— Start INPUT MATERIAL —

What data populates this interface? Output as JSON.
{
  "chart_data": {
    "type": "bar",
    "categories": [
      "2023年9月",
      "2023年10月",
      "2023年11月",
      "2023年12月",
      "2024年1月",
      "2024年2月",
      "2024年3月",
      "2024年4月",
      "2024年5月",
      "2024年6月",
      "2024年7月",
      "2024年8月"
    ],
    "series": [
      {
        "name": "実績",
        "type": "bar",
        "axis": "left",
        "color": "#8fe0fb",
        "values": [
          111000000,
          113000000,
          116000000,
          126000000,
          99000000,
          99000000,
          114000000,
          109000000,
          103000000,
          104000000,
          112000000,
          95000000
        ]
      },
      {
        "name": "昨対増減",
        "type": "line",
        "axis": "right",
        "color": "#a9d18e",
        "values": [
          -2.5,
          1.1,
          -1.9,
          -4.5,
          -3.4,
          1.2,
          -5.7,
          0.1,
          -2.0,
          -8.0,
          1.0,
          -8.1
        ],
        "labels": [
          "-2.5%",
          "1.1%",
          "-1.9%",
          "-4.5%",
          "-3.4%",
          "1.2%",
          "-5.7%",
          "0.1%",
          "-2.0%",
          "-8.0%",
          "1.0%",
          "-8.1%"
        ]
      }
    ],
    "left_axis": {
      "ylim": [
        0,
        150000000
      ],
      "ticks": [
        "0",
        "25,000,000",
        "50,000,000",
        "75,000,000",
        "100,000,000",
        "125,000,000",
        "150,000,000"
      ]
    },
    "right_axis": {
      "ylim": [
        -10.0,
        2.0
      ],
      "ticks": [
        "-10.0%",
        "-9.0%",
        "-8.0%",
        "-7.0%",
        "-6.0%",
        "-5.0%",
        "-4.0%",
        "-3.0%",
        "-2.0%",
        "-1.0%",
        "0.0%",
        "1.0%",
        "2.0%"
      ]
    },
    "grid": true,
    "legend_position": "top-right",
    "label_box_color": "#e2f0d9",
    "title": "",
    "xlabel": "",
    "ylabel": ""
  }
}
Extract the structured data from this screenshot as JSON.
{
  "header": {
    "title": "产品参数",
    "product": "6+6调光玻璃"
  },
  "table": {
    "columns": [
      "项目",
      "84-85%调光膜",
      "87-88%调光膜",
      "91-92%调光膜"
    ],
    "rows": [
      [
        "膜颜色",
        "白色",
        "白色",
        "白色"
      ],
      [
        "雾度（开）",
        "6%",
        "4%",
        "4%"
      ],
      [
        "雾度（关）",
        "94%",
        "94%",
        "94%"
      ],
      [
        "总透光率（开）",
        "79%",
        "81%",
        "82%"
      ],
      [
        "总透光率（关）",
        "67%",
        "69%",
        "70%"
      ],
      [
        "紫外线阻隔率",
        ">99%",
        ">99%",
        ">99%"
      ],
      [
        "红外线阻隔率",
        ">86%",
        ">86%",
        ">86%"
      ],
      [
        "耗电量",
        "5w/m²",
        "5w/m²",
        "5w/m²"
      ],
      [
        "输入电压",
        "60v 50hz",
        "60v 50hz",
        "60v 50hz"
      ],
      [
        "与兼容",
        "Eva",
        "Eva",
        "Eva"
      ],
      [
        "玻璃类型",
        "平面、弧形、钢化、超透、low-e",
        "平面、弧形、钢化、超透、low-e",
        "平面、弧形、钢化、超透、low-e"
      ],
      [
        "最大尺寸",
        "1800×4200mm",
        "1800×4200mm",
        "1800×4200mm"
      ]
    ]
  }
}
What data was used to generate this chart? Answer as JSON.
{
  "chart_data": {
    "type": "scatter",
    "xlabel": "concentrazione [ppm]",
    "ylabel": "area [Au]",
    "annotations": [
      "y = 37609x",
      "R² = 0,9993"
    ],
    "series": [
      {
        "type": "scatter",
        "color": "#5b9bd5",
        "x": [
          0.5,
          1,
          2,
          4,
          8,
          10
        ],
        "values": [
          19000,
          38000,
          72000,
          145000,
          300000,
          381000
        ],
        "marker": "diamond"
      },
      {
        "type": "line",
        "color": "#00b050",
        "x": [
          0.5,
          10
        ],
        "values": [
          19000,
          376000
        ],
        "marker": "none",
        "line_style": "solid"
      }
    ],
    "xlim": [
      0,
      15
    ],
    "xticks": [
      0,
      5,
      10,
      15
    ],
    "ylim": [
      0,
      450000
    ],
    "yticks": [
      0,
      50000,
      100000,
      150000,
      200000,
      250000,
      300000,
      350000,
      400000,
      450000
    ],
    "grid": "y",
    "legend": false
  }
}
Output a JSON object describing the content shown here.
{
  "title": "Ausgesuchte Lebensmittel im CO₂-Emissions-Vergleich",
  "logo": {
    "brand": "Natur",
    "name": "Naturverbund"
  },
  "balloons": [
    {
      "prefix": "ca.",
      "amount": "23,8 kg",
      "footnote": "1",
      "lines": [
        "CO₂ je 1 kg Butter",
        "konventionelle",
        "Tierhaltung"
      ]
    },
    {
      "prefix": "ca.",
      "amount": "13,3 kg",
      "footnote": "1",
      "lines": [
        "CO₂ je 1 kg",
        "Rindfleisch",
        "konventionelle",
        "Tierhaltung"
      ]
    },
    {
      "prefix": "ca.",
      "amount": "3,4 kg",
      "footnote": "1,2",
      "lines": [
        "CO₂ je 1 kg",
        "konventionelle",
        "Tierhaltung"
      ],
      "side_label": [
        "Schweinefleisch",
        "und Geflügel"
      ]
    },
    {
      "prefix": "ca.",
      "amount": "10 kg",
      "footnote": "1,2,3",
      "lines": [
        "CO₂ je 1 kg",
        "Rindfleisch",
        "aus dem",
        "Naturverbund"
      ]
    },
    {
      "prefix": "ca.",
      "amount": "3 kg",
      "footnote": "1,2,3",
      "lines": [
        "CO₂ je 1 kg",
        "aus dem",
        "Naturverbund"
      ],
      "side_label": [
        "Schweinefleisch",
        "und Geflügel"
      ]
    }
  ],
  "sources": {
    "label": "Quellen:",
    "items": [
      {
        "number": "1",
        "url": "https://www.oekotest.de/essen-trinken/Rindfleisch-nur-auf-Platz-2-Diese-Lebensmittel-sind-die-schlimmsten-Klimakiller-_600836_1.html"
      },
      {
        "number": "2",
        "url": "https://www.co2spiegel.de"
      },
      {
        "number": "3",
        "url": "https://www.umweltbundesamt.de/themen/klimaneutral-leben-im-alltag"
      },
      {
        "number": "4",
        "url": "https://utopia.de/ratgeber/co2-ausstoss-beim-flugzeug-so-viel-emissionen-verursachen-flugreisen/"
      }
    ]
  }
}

— End INPUT MATERIAL —

* [AIM]
Transcribe every line of the data, exactly as it stands.

* [COMPLETE RESPONSE]
What data populates this interface? Output as JSON.
{
  "chart_data": {
    "type": "bar",
    "categories": [
      "2023年9月",
      "2023年10月",
      "2023年11月",
      "2023年12月",
      "2024年1月",
      "2024年2月",
      "2024年3月",
      "2024年4月",
      "2024年5月",
      "2024年6月",
      "2024年7月",
      "2024年8月"
    ],
    "series": [
      {
        "name": "実績",
        "type": "bar",
        "axis": "left",
        "color": "#8fe0fb",
        "values": [
          111000000,
          113000000,
          116000000,
          126000000,
          99000000,
          99000000,
          114000000,
          109000000,
          103000000,
          104000000,
          112000000,
          95000000
        ]
      },
      {
        "name": "昨対増減",
        "type": "line",
        "axis": "right",
        "color": "#a9d18e",
        "values": [
          -2.5,
          1.1,
          -1.9,
          -4.5,
          -3.4,
          1.2,
          -5.7,
          0.1,
          -2.0,
          -8.0,
          1.0,
          -8.1
        ],
        "labels": [
          "-2.5%",
          "1.1%",
          "-1.9%",
          "-4.5%",
          "-3.4%",
          "1.2%",
          "-5.7%",
          "0.1%",
          "-2.0%",
          "-8.0%",
          "1.0%",
          "-8.1%"
        ]
      }
    ],
    "left_axis": {
      "ylim": [
        0,
        150000000
      ],
      "ticks": [
        "0",
        "25,000,000",
        "50,000,000",
        "75,000,000",
        "100,000,000",
        "125,000,000",
        "150,000,000"
      ]
    },
    "right_axis": {
      "ylim": [
        -10.0,
        2.0
      ],
      "ticks": [
        "-10.0%",
        "-9.0%",
        "-8.0%",
        "-7.0%",
        "-6.0%",
        "-5.0%",
        "-4.0%",
        "-3.0%",
        "-2.0%",
        "-1.0%",
        "0.0%",
        "1.0%",
        "2.0%"
      ]
    },
    "grid": true,
    "legend_position": "top-right",
    "label_box_color": "#e2f0d9",
    "title": "",
    "xlabel": "",
    "ylabel": ""
  }
}
Extract the structured data from this screenshot as JSON.
{
  "header": {
    "title": "产品参数",
    "product": "6+6调光玻璃"
  },
  "table": {
    "columns": [
      "项目",
      "84-85%调光膜",
      "87-88%调光膜",
      "91-92%调光膜"
    ],
    "rows": [
      [
        "膜颜色",
        "白色",
        "白色",
        "白色"
      ],
      [
        "雾度（开）",
        "6%",
        "4%",
        "4%"
      ],
      [
        "雾度（关）",
        "94%",
        "94%",
        "94%"
      ],
      [
        "总透光率（开）",
        "79%",
        "81%",
        "82%"
      ],
      [
        "总透光率（关）",
        "67%",
        "69%",
        "70%"
      ],
      [
        "紫外线阻隔率",
        ">99%",
        ">99%",
        ">99%"
      ],
      [
        "红外线阻隔率",
        ">86%",
        ">86%",
        ">86%"
      ],
      [
        "耗电量",
        "5w/m²",
        "5w/m²",
        "5w/m²"
      ],
      [
        "输入电压",
        "60v 50hz",
        "60v 50hz",
        "60v 50hz"
      ],
      [
        "与兼容",
        "Eva",
        "Eva",
        "Eva"
      ],
      [
        "玻璃类型",
        "平面、弧形、钢化、超透、low-e",
        "平面、弧形、钢化、超透、low-e",
        "平面、弧形、钢化、超透、low-e"
      ],
      [
        "最大尺寸",
        "1800×4200mm",
        "1800×4200mm",
        "1800×4200mm"
      ]
    ]
  }
}
What data was used to generate this chart? Answer as JSON.
{
  "chart_data": {
    "type": "scatter",
    "xlabel": "concentrazione [ppm]",
    "ylabel": "area [Au]",
    "annotations": [
      "y = 37609x",
      "R² = 0,9993"
    ],
    "series": [
      {
        "type": "scatter",
        "color": "#5b9bd5",
        "x": [
          0.5,
          1,
          2,
          4,
          8,
          10
        ],
        "values": [
          19000,
          38000,
          72000,
          145000,
          300000,
          381000
        ],
        "marker": "diamond"
      },
      {
        "type": "line",
        "color": "#00b050",
        "x": [
          0.5,
          10
        ],
        "values": [
          19000,
          376000
        ],
        "marker": "none",
        "line_style": "solid"
      }
    ],
    "xlim": [
      0,
      15
    ],
    "xticks": [
      0,
      5,
      10,
      15
    ],
    "ylim": [
      0,
      450000
    ],
    "yticks": [
      0,
      50000,
      100000,
      150000,
      200000,
      250000,
      300000,
      350000,
      400000,
      450000
    ],
    "grid": "y",
    "legend": false
  }
}
Output a JSON object describing the content shown here.
{
  "title": "Ausgesuchte Lebensmittel im CO₂-Emissions-Vergleich",
  "logo": {
    "brand": "Natur",
    "name": "Naturverbund"
  },
  "balloons": [
    {
      "prefix": "ca.",
      "amount": "23,8 kg",
      "footnote": "1",
      "lines": [
        "CO₂ je 1 kg Butter",
        "konventionelle",
        "Tierhaltung"
      ]
    },
    {
      "prefix": "ca.",
      "amount": "13,3 kg",
      "footnote": "1",
      "lines": [
        "CO₂ je 1 kg",
        "Rindfleisch",
        "konventionelle",
        "Tierhaltung"
      ]
    },
    {
      "prefix": "ca.",
      "amount": "3,4 kg",
      "footnote": "1,2",
      "lines": [
        "CO₂ je 1 kg",
        "konventionelle",
        "Tierhaltung"
      ],
      "side_label": [
        "Schweinefleisch",
        "und Geflügel"
      ]
    },
    {
      "prefix": "ca.",
      "amount": "10 kg",
      "footnote": "1,2,3",
      "lines": [
        "CO₂ je 1 kg",
        "Rindfleisch",
        "aus dem",
        "Naturverbund"
      ]
    },
    {
      "prefix": "ca.",
      "amount": "3 kg",
      "footnote": "1,2,3",
      "lines": [
        "CO₂ je 1 kg",
        "aus dem",
        "Naturverbund"
      ],
      "side_label": [
        "Schweinefleisch",
        "und Geflügel"
      ]
    }
  ],
  "sources": {
    "label": "Quellen:",
    "items": [
      {
        "number": "1",
        "url": "https://www.oekotest.de/essen-trinken/Rindfleisch-nur-auf-Platz-2-Diese-Lebensmittel-sind-die-schlimmsten-Klimakiller-_600836_1.html"
      },
      {
        "number": "2",
        "url": "https://www.co2spiegel.de"
      },
      {
        "number": "3",
        "url": "https://www.umweltbundesamt.de/themen/klimaneutral-leben-im-alltag"
      },
      {
        "number": "4",
        "url": "https://utopia.de/ratgeber/co2-ausstoss-beim-flugzeug-so-viel-emissionen-verursachen-flugreisen/"
      }
    ]
  }
}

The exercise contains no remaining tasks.